--- WHAT IS REQUIRED ---
Reproduce the data below line for line, keeping every character unchanged.

--- SOURCE DATA ---
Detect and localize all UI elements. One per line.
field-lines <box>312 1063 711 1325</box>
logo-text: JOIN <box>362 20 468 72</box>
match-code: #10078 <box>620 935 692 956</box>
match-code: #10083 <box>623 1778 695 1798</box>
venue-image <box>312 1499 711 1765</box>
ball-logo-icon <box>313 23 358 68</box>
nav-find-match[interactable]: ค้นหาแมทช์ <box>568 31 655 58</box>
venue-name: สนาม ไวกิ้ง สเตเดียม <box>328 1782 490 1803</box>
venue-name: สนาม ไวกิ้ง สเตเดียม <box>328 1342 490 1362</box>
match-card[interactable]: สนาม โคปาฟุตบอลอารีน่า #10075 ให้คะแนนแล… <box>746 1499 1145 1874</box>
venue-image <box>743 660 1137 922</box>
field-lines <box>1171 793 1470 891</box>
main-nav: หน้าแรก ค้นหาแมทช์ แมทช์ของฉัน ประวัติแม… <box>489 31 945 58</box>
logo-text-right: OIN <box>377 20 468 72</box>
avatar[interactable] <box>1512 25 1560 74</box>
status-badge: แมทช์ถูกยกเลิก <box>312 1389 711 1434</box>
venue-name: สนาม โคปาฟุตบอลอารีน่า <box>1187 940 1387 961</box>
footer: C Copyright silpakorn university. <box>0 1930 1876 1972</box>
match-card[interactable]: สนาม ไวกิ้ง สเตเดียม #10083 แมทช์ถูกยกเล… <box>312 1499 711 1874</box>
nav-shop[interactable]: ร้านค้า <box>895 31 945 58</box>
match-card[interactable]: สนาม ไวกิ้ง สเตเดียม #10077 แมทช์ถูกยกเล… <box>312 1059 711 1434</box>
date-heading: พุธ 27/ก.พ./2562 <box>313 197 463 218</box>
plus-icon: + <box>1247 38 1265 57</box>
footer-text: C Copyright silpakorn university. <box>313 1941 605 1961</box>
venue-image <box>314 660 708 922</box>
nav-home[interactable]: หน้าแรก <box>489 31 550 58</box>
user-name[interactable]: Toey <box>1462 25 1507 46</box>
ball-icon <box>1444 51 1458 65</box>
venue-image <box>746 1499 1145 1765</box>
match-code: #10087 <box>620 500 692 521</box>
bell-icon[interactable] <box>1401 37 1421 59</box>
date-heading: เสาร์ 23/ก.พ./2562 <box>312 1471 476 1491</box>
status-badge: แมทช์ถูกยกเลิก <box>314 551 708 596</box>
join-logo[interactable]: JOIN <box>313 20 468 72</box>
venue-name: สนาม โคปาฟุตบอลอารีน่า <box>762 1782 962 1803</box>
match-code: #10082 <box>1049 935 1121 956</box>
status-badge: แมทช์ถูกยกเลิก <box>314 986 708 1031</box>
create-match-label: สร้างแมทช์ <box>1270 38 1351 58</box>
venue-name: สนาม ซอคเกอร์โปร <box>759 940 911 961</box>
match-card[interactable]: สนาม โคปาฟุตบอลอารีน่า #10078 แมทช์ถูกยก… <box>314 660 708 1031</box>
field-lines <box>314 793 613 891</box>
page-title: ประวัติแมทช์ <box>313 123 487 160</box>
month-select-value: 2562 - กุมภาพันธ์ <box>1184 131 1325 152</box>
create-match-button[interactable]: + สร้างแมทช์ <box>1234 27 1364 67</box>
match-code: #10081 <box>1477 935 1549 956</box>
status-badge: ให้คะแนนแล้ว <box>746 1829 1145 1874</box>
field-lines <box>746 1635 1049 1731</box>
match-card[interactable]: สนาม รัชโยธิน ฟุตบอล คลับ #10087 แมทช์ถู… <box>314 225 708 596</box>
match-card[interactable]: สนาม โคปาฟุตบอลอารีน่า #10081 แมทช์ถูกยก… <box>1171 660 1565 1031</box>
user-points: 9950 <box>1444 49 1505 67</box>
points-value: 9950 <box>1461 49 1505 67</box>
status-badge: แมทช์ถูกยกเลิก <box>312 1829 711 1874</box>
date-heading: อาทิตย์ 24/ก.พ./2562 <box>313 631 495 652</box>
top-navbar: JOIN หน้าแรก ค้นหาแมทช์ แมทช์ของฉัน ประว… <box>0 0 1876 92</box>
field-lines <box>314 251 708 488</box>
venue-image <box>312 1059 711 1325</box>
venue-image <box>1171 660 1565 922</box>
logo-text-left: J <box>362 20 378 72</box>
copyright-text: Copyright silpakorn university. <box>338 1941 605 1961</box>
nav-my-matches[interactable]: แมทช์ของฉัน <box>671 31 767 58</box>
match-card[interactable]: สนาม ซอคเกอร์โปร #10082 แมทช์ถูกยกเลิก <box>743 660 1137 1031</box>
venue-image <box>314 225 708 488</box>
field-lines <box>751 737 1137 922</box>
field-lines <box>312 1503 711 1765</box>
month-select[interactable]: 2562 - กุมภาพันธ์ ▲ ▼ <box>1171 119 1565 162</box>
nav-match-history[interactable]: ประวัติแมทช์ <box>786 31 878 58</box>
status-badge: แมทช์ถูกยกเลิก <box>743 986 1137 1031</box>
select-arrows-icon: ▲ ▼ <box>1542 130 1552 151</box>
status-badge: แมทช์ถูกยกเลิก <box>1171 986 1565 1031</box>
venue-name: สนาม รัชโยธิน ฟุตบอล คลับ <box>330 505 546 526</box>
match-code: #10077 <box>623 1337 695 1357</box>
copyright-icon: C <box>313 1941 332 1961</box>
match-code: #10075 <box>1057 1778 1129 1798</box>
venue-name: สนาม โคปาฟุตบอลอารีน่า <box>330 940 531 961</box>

--- RESPONSE ---
Detect and localize all UI elements. One per line.
field-lines <box>312 1063 711 1325</box>
logo-text: JOIN <box>362 20 468 72</box>
match-code: #10078 <box>620 935 692 956</box>
match-code: #10083 <box>623 1778 695 1798</box>
venue-image <box>312 1499 711 1765</box>
ball-logo-icon <box>313 23 358 68</box>
nav-find-match[interactable]: ค้นหาแมทช์ <box>568 31 655 58</box>
venue-name: สนาม ไวกิ้ง สเตเดียม <box>328 1782 490 1803</box>
venue-name: สนาม ไวกิ้ง สเตเดียม <box>328 1342 490 1362</box>
match-card[interactable]: สนาม โคปาฟุตบอลอารีน่า #10075 ให้คะแนนแล… <box>746 1499 1145 1874</box>
venue-image <box>743 660 1137 922</box>
field-lines <box>1171 793 1470 891</box>
main-nav: หน้าแรก ค้นหาแมทช์ แมทช์ของฉัน ประวัติแม… <box>489 31 945 58</box>
logo-text-right: OIN <box>377 20 468 72</box>
avatar[interactable] <box>1512 25 1560 74</box>
status-badge: แมทช์ถูกยกเลิก <box>312 1389 711 1434</box>
venue-name: สนาม โคปาฟุตบอลอารีน่า <box>1187 940 1387 961</box>
footer: C Copyright silpakorn university. <box>0 1930 1876 1972</box>
match-card[interactable]: สนาม ไวกิ้ง สเตเดียม #10083 แมทช์ถูกยกเล… <box>312 1499 711 1874</box>
nav-shop[interactable]: ร้านค้า <box>895 31 945 58</box>
match-card[interactable]: สนาม ไวกิ้ง สเตเดียม #10077 แมทช์ถูกยกเล… <box>312 1059 711 1434</box>
date-heading: พุธ 27/ก.พ./2562 <box>313 197 463 218</box>
plus-icon: + <box>1247 38 1265 57</box>
footer-text: C Copyright silpakorn university. <box>313 1941 605 1961</box>
venue-image <box>314 660 708 922</box>
nav-home[interactable]: หน้าแรก <box>489 31 550 58</box>
user-name[interactable]: Toey <box>1462 25 1507 46</box>
ball-icon <box>1444 51 1458 65</box>
venue-image <box>746 1499 1145 1765</box>
match-code: #10087 <box>620 500 692 521</box>
bell-icon[interactable] <box>1401 37 1421 59</box>
date-heading: เสาร์ 23/ก.พ./2562 <box>312 1471 476 1491</box>
status-badge: แมทช์ถูกยกเลิก <box>314 551 708 596</box>
join-logo[interactable]: JOIN <box>313 20 468 72</box>
venue-name: สนาม โคปาฟุตบอลอารีน่า <box>762 1782 962 1803</box>
match-code: #10082 <box>1049 935 1121 956</box>
status-badge: แมทช์ถูกยกเลิก <box>314 986 708 1031</box>
create-match-label: สร้างแมทช์ <box>1270 38 1351 58</box>
venue-name: สนาม ซอคเกอร์โปร <box>759 940 911 961</box>
match-card[interactable]: สนาม โคปาฟุตบอลอารีน่า #10078 แมทช์ถูกยก… <box>314 660 708 1031</box>
field-lines <box>314 793 613 891</box>
page-title: ประวัติแมทช์ <box>313 123 487 160</box>
month-select-value: 2562 - กุมภาพันธ์ <box>1184 131 1325 152</box>
create-match-button[interactable]: + สร้างแมทช์ <box>1234 27 1364 67</box>
match-code: #10081 <box>1477 935 1549 956</box>
status-badge: ให้คะแนนแล้ว <box>746 1829 1145 1874</box>
field-lines <box>746 1635 1049 1731</box>
match-card[interactable]: สนาม รัชโยธิน ฟุตบอล คลับ #10087 แมทช์ถู… <box>314 225 708 596</box>
match-card[interactable]: สนาม โคปาฟุตบอลอารีน่า #10081 แมทช์ถูกยก… <box>1171 660 1565 1031</box>
user-points: 9950 <box>1444 49 1505 67</box>
points-value: 9950 <box>1461 49 1505 67</box>
status-badge: แมทช์ถูกยกเลิก <box>312 1829 711 1874</box>
date-heading: อาทิตย์ 24/ก.พ./2562 <box>313 631 495 652</box>
top-navbar: JOIN หน้าแรก ค้นหาแมทช์ แมทช์ของฉัน ประว… <box>0 0 1876 92</box>
field-lines <box>314 251 708 488</box>
venue-image <box>312 1059 711 1325</box>
venue-image <box>1171 660 1565 922</box>
logo-text-left: J <box>362 20 378 72</box>
copyright-text: Copyright silpakorn university. <box>338 1941 605 1961</box>
nav-my-matches[interactable]: แมทช์ของฉัน <box>671 31 767 58</box>
match-card[interactable]: สนาม ซอคเกอร์โปร #10082 แมทช์ถูกยกเลิก <box>743 660 1137 1031</box>
venue-image <box>314 225 708 488</box>
field-lines <box>751 737 1137 922</box>
field-lines <box>312 1503 711 1765</box>
month-select[interactable]: 2562 - กุมภาพันธ์ ▲ ▼ <box>1171 119 1565 162</box>
nav-match-history[interactable]: ประวัติแมทช์ <box>786 31 878 58</box>
status-badge: แมทช์ถูกยกเลิก <box>743 986 1137 1031</box>
select-arrows-icon: ▲ ▼ <box>1542 130 1552 151</box>
status-badge: แมทช์ถูกยกเลิก <box>1171 986 1565 1031</box>
venue-name: สนาม รัชโยธิน ฟุตบอล คลับ <box>330 505 546 526</box>
match-code: #10077 <box>623 1337 695 1357</box>
copyright-icon: C <box>313 1941 332 1961</box>
match-code: #10075 <box>1057 1778 1129 1798</box>
venue-name: สนาม โคปาฟุตบอลอารีน่า <box>330 940 531 961</box>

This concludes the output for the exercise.